-- BEGIN AVAILABLE RECORDS --

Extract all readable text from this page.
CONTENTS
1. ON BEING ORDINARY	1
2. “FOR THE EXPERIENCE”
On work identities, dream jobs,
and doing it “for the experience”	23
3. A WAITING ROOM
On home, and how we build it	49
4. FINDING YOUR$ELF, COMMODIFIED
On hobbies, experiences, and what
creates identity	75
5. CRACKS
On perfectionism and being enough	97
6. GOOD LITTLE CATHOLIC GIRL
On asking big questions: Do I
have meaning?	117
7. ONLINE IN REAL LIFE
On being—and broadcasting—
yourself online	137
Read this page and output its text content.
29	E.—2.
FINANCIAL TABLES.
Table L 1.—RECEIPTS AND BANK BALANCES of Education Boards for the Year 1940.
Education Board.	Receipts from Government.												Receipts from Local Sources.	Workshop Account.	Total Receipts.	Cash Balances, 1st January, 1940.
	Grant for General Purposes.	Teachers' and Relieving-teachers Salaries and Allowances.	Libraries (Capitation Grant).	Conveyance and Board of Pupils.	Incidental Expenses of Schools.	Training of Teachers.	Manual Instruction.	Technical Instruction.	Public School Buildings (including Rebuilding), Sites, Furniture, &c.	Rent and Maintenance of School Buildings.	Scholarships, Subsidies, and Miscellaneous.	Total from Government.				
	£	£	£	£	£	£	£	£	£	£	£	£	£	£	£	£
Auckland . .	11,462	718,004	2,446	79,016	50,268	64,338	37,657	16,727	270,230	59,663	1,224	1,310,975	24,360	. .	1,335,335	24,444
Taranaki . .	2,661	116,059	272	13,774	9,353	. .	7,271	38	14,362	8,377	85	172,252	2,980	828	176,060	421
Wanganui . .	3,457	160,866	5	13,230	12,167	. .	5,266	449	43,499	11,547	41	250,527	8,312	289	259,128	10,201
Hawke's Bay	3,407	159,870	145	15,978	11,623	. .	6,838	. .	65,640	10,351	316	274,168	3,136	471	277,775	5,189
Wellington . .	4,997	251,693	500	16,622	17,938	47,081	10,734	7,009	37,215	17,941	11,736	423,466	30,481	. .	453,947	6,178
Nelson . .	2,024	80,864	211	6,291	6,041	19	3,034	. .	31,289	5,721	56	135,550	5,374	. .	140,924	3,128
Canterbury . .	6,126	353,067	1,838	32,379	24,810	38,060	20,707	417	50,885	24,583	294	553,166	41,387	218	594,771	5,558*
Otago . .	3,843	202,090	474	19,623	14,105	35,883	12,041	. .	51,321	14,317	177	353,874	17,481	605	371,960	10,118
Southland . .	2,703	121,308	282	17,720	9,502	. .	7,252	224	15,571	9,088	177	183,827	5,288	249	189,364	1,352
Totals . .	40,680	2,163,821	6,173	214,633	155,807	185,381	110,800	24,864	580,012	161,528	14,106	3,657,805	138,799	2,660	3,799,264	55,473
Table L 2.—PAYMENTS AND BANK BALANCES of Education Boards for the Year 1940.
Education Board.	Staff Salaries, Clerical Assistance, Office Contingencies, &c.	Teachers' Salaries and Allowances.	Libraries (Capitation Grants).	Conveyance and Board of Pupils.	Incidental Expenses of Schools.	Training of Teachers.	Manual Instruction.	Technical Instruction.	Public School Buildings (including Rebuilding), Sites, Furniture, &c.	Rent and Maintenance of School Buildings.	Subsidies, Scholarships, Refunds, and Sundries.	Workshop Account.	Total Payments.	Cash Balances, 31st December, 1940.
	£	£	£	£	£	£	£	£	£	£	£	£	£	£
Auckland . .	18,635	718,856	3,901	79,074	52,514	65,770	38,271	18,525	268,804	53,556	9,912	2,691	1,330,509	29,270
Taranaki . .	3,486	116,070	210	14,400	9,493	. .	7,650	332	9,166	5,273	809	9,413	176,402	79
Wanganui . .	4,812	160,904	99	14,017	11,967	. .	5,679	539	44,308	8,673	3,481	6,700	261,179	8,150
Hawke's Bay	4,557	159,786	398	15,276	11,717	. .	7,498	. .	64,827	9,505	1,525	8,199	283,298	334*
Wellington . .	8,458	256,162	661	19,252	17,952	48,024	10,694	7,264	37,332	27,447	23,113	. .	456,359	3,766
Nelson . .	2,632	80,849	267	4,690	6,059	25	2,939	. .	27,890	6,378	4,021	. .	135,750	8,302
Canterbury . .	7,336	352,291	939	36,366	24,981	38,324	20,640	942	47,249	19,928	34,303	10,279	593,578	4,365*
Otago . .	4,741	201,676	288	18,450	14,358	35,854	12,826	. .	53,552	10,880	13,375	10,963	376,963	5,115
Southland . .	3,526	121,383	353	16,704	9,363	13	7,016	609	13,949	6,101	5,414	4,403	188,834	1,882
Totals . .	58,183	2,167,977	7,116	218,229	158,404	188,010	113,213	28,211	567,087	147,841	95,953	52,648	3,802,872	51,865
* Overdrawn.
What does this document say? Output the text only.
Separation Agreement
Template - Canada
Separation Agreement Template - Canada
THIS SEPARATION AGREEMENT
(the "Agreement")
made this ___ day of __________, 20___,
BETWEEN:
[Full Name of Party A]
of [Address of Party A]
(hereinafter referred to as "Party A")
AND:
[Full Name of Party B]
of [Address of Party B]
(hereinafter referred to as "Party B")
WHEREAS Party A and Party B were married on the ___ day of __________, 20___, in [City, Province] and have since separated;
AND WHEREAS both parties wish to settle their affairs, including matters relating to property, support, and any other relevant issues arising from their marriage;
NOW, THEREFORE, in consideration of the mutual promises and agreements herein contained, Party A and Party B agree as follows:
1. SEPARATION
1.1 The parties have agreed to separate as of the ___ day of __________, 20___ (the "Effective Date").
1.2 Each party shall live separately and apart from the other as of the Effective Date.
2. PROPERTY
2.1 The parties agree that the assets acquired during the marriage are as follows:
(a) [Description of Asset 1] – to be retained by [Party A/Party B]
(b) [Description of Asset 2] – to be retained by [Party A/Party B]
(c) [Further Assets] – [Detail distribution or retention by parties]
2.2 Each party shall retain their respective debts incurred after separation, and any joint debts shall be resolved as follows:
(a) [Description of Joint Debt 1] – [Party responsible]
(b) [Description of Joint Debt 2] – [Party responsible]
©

-- END AVAILABLE RECORDS --

Write down every line of the data exactly as it appears above.

Extract all readable text from this page.
CONTENTS
1. ON BEING ORDINARY	1
2. “FOR THE EXPERIENCE”
On work identities, dream jobs,
and doing it “for the experience”	23
3. A WAITING ROOM
On home, and how we build it	49
4. FINDING YOUR$ELF, COMMODIFIED
On hobbies, experiences, and what
creates identity	75
5. CRACKS
On perfectionism and being enough	97
6. GOOD LITTLE CATHOLIC GIRL
On asking big questions: Do I
have meaning?	117
7. ONLINE IN REAL LIFE
On being—and broadcasting—
yourself online	137
Read this page and output its text content.
29	E.—2.
FINANCIAL TABLES.
Table L 1.—RECEIPTS AND BANK BALANCES of Education Boards for the Year 1940.
Education Board.	Receipts from Government.												Receipts from Local Sources.	Workshop Account.	Total Receipts.	Cash Balances, 1st January, 1940.
	Grant for General Purposes.	Teachers' and Relieving-teachers Salaries and Allowances.	Libraries (Capitation Grant).	Conveyance and Board of Pupils.	Incidental Expenses of Schools.	Training of Teachers.	Manual Instruction.	Technical Instruction.	Public School Buildings (including Rebuilding), Sites, Furniture, &c.	Rent and Maintenance of School Buildings.	Scholarships, Subsidies, and Miscellaneous.	Total from Government.				
	£	£	£	£	£	£	£	£	£	£	£	£	£	£	£	£
Auckland . .	11,462	718,004	2,446	79,016	50,268	64,338	37,657	16,727	270,230	59,663	1,224	1,310,975	24,360	. .	1,335,335	24,444
Taranaki . .	2,661	116,059	272	13,774	9,353	. .	7,271	38	14,362	8,377	85	172,252	2,980	828	176,060	421
Wanganui . .	3,457	160,866	5	13,230	12,167	. .	5,266	449	43,499	11,547	41	250,527	8,312	289	259,128	10,201
Hawke's Bay	3,407	159,870	145	15,978	11,623	. .	6,838	. .	65,640	10,351	316	274,168	3,136	471	277,775	5,189
Wellington . .	4,997	251,693	500	16,622	17,938	47,081	10,734	7,009	37,215	17,941	11,736	423,466	30,481	. .	453,947	6,178
Nelson . .	2,024	80,864	211	6,291	6,041	19	3,034	. .	31,289	5,721	56	135,550	5,374	. .	140,924	3,128
Canterbury . .	6,126	353,067	1,838	32,379	24,810	38,060	20,707	417	50,885	24,583	294	553,166	41,387	218	594,771	5,558*
Otago . .	3,843	202,090	474	19,623	14,105	35,883	12,041	. .	51,321	14,317	177	353,874	17,481	605	371,960	10,118
Southland . .	2,703	121,308	282	17,720	9,502	. .	7,252	224	15,571	9,088	177	183,827	5,288	249	189,364	1,352
Totals . .	40,680	2,163,821	6,173	214,633	155,807	185,381	110,800	24,864	580,012	161,528	14,106	3,657,805	138,799	2,660	3,799,264	55,473
Table L 2.—PAYMENTS AND BANK BALANCES of Education Boards for the Year 1940.
Education Board.	Staff Salaries, Clerical Assistance, Office Contingencies, &c.	Teachers' Salaries and Allowances.	Libraries (Capitation Grants).	Conveyance and Board of Pupils.	Incidental Expenses of Schools.	Training of Teachers.	Manual Instruction.	Technical Instruction.	Public School Buildings (including Rebuilding), Sites, Furniture, &c.	Rent and Maintenance of School Buildings.	Subsidies, Scholarships, Refunds, and Sundries.	Workshop Account.	Total Payments.	Cash Balances, 31st December, 1940.
	£	£	£	£	£	£	£	£	£	£	£	£	£	£
Auckland . .	18,635	718,856	3,901	79,074	52,514	65,770	38,271	18,525	268,804	53,556	9,912	2,691	1,330,509	29,270
Taranaki . .	3,486	116,070	210	14,400	9,493	. .	7,650	332	9,166	5,273	809	9,413	176,402	79
Wanganui . .	4,812	160,904	99	14,017	11,967	. .	5,679	539	44,308	8,673	3,481	6,700	261,179	8,150
Hawke's Bay	4,557	159,786	398	15,276	11,717	. .	7,498	. .	64,827	9,505	1,525	8,199	283,298	334*
Wellington . .	8,458	256,162	661	19,252	17,952	48,024	10,694	7,264	37,332	27,447	23,113	. .	456,359	3,766
Nelson . .	2,632	80,849	267	4,690	6,059	25	2,939	. .	27,890	6,378	4,021	. .	135,750	8,302
Canterbury . .	7,336	352,291	939	36,366	24,981	38,324	20,640	942	47,249	19,928	34,303	10,279	593,578	4,365*
Otago . .	4,741	201,676	288	18,450	14,358	35,854	12,826	. .	53,552	10,880	13,375	10,963	376,963	5,115
Southland . .	3,526	121,383	353	16,704	9,363	13	7,016	609	13,949	6,101	5,414	4,403	188,834	1,882
Totals . .	58,183	2,167,977	7,116	218,229	158,404	188,010	113,213	28,211	567,087	147,841	95,953	52,648	3,802,872	51,865
* Overdrawn.
What does this document say? Output the text only.
Separation Agreement
Template - Canada
Separation Agreement Template - Canada
THIS SEPARATION AGREEMENT
(the "Agreement")
made this ___ day of __________, 20___,
BETWEEN:
[Full Name of Party A]
of [Address of Party A]
(hereinafter referred to as "Party A")
AND:
[Full Name of Party B]
of [Address of Party B]
(hereinafter referred to as "Party B")
WHEREAS Party A and Party B were married on the ___ day of __________, 20___, in [City, Province] and have since separated;
AND WHEREAS both parties wish to settle their affairs, including matters relating to property, support, and any other relevant issues arising from their marriage;
NOW, THEREFORE, in consideration of the mutual promises and agreements herein contained, Party A and Party B agree as follows:
1. SEPARATION
1.1 The parties have agreed to separate as of the ___ day of __________, 20___ (the "Effective Date").
1.2 Each party shall live separately and apart from the other as of the Effective Date.
2. PROPERTY
2.1 The parties agree that the assets acquired during the marriage are as follows:
(a) [Description of Asset 1] – to be retained by [Party A/Party B]
(b) [Description of Asset 2] – to be retained by [Party A/Party B]
(c) [Further Assets] – [Detail distribution or retention by parties]
2.2 Each party shall retain their respective debts incurred after separation, and any joint debts shall be resolved as follows:
(a) [Description of Joint Debt 1] – [Party responsible]
(b) [Description of Joint Debt 2] – [Party responsible]
©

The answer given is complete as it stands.